### [Task brief]
All of the records below should be output exactly.

### [Supplied records]
_ _ _ _ _

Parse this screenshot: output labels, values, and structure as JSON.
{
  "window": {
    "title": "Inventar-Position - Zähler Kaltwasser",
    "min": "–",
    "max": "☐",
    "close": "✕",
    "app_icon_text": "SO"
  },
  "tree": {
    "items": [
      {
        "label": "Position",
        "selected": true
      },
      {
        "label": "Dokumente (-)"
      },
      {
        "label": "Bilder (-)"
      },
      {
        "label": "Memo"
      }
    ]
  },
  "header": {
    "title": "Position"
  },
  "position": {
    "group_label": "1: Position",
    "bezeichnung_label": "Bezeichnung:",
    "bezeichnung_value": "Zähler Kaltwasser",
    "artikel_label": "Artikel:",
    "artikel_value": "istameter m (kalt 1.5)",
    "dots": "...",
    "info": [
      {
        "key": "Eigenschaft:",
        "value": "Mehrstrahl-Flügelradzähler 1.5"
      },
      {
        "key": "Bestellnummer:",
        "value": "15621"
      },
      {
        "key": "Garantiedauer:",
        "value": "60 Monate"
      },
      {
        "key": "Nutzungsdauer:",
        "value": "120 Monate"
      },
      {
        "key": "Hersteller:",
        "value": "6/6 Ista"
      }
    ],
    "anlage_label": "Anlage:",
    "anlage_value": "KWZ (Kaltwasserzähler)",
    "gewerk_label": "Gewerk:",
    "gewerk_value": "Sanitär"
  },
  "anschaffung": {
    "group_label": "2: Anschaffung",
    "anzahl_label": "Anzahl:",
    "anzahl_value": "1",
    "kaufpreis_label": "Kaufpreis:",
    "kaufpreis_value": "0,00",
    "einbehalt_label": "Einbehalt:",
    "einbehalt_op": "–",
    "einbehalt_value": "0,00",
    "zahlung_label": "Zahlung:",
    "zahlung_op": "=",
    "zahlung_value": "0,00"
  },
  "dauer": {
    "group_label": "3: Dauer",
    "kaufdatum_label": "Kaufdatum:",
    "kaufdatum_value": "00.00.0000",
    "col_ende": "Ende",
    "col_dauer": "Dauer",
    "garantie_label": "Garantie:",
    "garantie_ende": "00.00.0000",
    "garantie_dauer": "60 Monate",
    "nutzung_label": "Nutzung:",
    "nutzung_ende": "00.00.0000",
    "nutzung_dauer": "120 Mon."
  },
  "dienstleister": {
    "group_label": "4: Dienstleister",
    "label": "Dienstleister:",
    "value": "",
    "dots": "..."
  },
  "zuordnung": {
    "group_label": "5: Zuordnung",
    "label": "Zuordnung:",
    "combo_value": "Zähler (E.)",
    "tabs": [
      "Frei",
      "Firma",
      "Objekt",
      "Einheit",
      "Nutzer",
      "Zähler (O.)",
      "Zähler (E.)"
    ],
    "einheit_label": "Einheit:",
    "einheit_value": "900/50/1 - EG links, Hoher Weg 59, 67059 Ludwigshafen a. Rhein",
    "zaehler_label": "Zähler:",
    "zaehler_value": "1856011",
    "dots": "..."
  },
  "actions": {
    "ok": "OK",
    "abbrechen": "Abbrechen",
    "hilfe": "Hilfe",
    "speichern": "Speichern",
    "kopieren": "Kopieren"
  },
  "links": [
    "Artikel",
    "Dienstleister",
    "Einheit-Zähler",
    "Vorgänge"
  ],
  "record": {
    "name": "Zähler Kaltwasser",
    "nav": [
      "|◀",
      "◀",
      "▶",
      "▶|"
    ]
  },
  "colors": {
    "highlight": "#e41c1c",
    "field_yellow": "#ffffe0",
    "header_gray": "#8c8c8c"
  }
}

_ _ _ _ _

### [Output of the exercise]
Parse this screenshot: output labels, values, and structure as JSON.
{
  "window": {
    "title": "Inventar-Position - Zähler Kaltwasser",
    "min": "–",
    "max": "☐",
    "close": "✕",
    "app_icon_text": "SO"
  },
  "tree": {
    "items": [
      {
        "label": "Position",
        "selected": true
      },
      {
        "label": "Dokumente (-)"
      },
      {
        "label": "Bilder (-)"
      },
      {
        "label": "Memo"
      }
    ]
  },
  "header": {
    "title": "Position"
  },
  "position": {
    "group_label": "1: Position",
    "bezeichnung_label": "Bezeichnung:",
    "bezeichnung_value": "Zähler Kaltwasser",
    "artikel_label": "Artikel:",
    "artikel_value": "istameter m (kalt 1.5)",
    "dots": "...",
    "info": [
      {
        "key": "Eigenschaft:",
        "value": "Mehrstrahl-Flügelradzähler 1.5"
      },
      {
        "key": "Bestellnummer:",
        "value": "15621"
      },
      {
        "key": "Garantiedauer:",
        "value": "60 Monate"
      },
      {
        "key": "Nutzungsdauer:",
        "value": "120 Monate"
      },
      {
        "key": "Hersteller:",
        "value": "6/6 Ista"
      }
    ],
    "anlage_label": "Anlage:",
    "anlage_value": "KWZ (Kaltwasserzähler)",
    "gewerk_label": "Gewerk:",
    "gewerk_value": "Sanitär"
  },
  "anschaffung": {
    "group_label": "2: Anschaffung",
    "anzahl_label": "Anzahl:",
    "anzahl_value": "1",
    "kaufpreis_label": "Kaufpreis:",
    "kaufpreis_value": "0,00",
    "einbehalt_label": "Einbehalt:",
    "einbehalt_op": "–",
    "einbehalt_value": "0,00",
    "zahlung_label": "Zahlung:",
    "zahlung_op": "=",
    "zahlung_value": "0,00"
  },
  "dauer": {
    "group_label": "3: Dauer",
    "kaufdatum_label": "Kaufdatum:",
    "kaufdatum_value": "00.00.0000",
    "col_ende": "Ende",
    "col_dauer": "Dauer",
    "garantie_label": "Garantie:",
    "garantie_ende": "00.00.0000",
    "garantie_dauer": "60 Monate",
    "nutzung_label": "Nutzung:",
    "nutzung_ende": "00.00.0000",
    "nutzung_dauer": "120 Mon."
  },
  "dienstleister": {
    "group_label": "4: Dienstleister",
    "label": "Dienstleister:",
    "value": "",
    "dots": "..."
  },
  "zuordnung": {
    "group_label": "5: Zuordnung",
    "label": "Zuordnung:",
    "combo_value": "Zähler (E.)",
    "tabs": [
      "Frei",
      "Firma",
      "Objekt",
      "Einheit",
      "Nutzer",
      "Zähler (O.)",
      "Zähler (E.)"
    ],
    "einheit_label": "Einheit:",
    "einheit_value": "900/50/1 - EG links, Hoher Weg 59, 67059 Ludwigshafen a. Rhein",
    "zaehler_label": "Zähler:",
    "zaehler_value": "1856011",
    "dots": "..."
  },
  "actions": {
    "ok": "OK",
    "abbrechen": "Abbrechen",
    "hilfe": "Hilfe",
    "speichern": "Speichern",
    "kopieren": "Kopieren"
  },
  "links": [
    "Artikel",
    "Dienstleister",
    "Einheit-Zähler",
    "Vorgänge"
  ],
  "record": {
    "name": "Zähler Kaltwasser",
    "nav": [
      "|◀",
      "◀",
      "▶",
      "▶|"
    ]
  },
  "colors": {
    "highlight": "#e41c1c",
    "field_yellow": "#ffffe0",
    "header_gray": "#8c8c8c"
  }
}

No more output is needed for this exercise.